- [WRITTEN TASK] Quote all entries in full, exactly.

[Dataset entries]
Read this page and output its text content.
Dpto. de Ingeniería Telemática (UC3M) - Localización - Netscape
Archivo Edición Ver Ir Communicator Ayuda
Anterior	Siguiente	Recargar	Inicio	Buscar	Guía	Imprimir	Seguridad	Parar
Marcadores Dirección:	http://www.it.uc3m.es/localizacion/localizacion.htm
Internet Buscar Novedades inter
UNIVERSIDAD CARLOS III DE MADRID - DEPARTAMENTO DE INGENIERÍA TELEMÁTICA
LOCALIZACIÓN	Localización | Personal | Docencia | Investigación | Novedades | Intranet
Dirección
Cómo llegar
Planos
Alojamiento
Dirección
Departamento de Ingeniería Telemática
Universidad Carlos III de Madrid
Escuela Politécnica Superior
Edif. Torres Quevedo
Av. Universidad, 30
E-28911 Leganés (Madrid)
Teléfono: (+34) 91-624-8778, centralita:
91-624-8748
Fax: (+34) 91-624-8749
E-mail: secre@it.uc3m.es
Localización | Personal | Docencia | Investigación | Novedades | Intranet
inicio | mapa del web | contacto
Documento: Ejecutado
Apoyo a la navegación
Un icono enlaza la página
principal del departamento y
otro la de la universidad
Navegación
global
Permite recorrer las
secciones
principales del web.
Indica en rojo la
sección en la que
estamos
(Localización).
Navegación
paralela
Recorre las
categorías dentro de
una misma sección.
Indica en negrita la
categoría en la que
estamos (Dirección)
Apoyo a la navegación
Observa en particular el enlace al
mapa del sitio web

- [ANSWER FOR THIS EXERCISE]
Read this page and output its text content.
Dpto. de Ingeniería Telemática (UC3M) - Localización - Netscape
Archivo Edición Ver Ir Communicator Ayuda
Anterior	Siguiente	Recargar	Inicio	Buscar	Guía	Imprimir	Seguridad	Parar
Marcadores Dirección:	http://www.it.uc3m.es/localizacion/localizacion.htm
Internet Buscar Novedades inter
UNIVERSIDAD CARLOS III DE MADRID - DEPARTAMENTO DE INGENIERÍA TELEMÁTICA
LOCALIZACIÓN	Localización | Personal | Docencia | Investigación | Novedades | Intranet
Dirección
Cómo llegar
Planos
Alojamiento
Dirección
Departamento de Ingeniería Telemática
Universidad Carlos III de Madrid
Escuela Politécnica Superior
Edif. Torres Quevedo
Av. Universidad, 30
E-28911 Leganés (Madrid)
Teléfono: (+34) 91-624-8778, centralita:
91-624-8748
Fax: (+34) 91-624-8749
E-mail: secre@it.uc3m.es
Localización | Personal | Docencia | Investigación | Novedades | Intranet
inicio | mapa del web | contacto
Documento: Ejecutado
Apoyo a la navegación
Un icono enlaza la página
principal del departamento y
otro la de la universidad
Navegación
global
Permite recorrer las
secciones
principales del web.
Indica en rojo la
sección en la que
estamos
(Localización).
Navegación
paralela
Recorre las
categorías dentro de
una misma sección.
Indica en negrita la
categoría en la que
estamos (Dirección)
Apoyo a la navegación
Observa en particular el enlace al
mapa del sitio web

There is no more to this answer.